EXCERPT:

+ + + +

Despite Dominique’s recognition of his fraudulent methods, Keating enjoys great early success. By the manipulation of fellow employees, Keating rises in Francon’s firm until, after only several years, he is the company’s chief designer. Though not adept at design, Keating knows someone who is: Howard Roark, whose love of buildings is so great that he cannot refuse any opportunity to improve one. Roark helps Keating in his design work. But now, Keating has his sights set on becoming Francon’s partner, a position currently held by the sickly Lucius Heyer. At this time comes the announcement for the Cosmo-Slotnick Building, a competition held by a Hollywood company to design the “world’s most beautiful building.” Francon trusts Keating to win; Keating knows he cannot do it, so he turns to Roark for help. Roark designs a brilliant and simple plan for his building, to which Keating adds his customary ostentatious ornamentation. Keating believes his eclectic hodgepodge of conflicting styles has no chance to win; he must get the partnership now, while Francon still trusts him. He berates Heyer, screaming at the old man to retire, causing the stroke the doctors had feared. Heyer dies, having left the charming Keating his money. Keating wins the Cosmo-Slotnick competition. Francon makes him partner. Keating is now wealthy, famous, and a partner in the country’s most prestigious architectural firm.

+ + + +

TASKS:
• a. Using the summary of Keating's rise, decide whether each statement agrees with the text: (i) Keating is skilled at design; (ii) Heyer left Keating his money; (iii) a Hollywood company held the Cosmo-Slotnick competition. For each, answer yes or no and quote the deciding words.
• b. According to the summary of Keating's rise, who holds the partnership at Francon's firm that Keating wants?
• c. Translate this sentence from the summary of Keating's rise into Spanish: "Francon trusts Keating to win; Keating knows he cannot do it, so he turns to Roark for help."

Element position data
+ + + +

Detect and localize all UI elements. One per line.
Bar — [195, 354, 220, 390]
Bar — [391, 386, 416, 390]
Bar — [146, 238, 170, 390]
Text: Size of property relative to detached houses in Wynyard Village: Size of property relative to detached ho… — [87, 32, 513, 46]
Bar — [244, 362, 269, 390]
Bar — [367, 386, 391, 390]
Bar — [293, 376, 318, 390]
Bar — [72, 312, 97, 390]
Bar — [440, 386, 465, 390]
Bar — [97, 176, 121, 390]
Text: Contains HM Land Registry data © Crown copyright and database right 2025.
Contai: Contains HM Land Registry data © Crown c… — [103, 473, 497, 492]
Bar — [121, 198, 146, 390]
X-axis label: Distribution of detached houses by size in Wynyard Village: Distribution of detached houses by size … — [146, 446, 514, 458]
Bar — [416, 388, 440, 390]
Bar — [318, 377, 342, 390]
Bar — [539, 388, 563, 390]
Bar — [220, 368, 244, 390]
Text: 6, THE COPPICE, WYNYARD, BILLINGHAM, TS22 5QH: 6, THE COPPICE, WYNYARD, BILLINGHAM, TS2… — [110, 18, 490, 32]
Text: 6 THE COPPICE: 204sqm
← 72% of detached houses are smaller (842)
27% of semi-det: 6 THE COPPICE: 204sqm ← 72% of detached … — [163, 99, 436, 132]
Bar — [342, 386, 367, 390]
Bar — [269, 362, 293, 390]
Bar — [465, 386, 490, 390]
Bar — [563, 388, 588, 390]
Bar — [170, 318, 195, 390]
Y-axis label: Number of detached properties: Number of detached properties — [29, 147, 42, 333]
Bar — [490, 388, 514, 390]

+ + + +

EXPECTED RESULTS:
• a.
(i) No. "Though not adept at design, Keating knows someone who is"
(ii) Yes. "Heyer dies, having left the charming Keating his money."
(iii) Yes. "a competition held by a Hollywood company"

• b. Lucius Heyer holds it.

• c. Francon confía en que Keating ganará; Keating sabe que no puede lograrlo, así que recurre a Roark en busca de ayuda.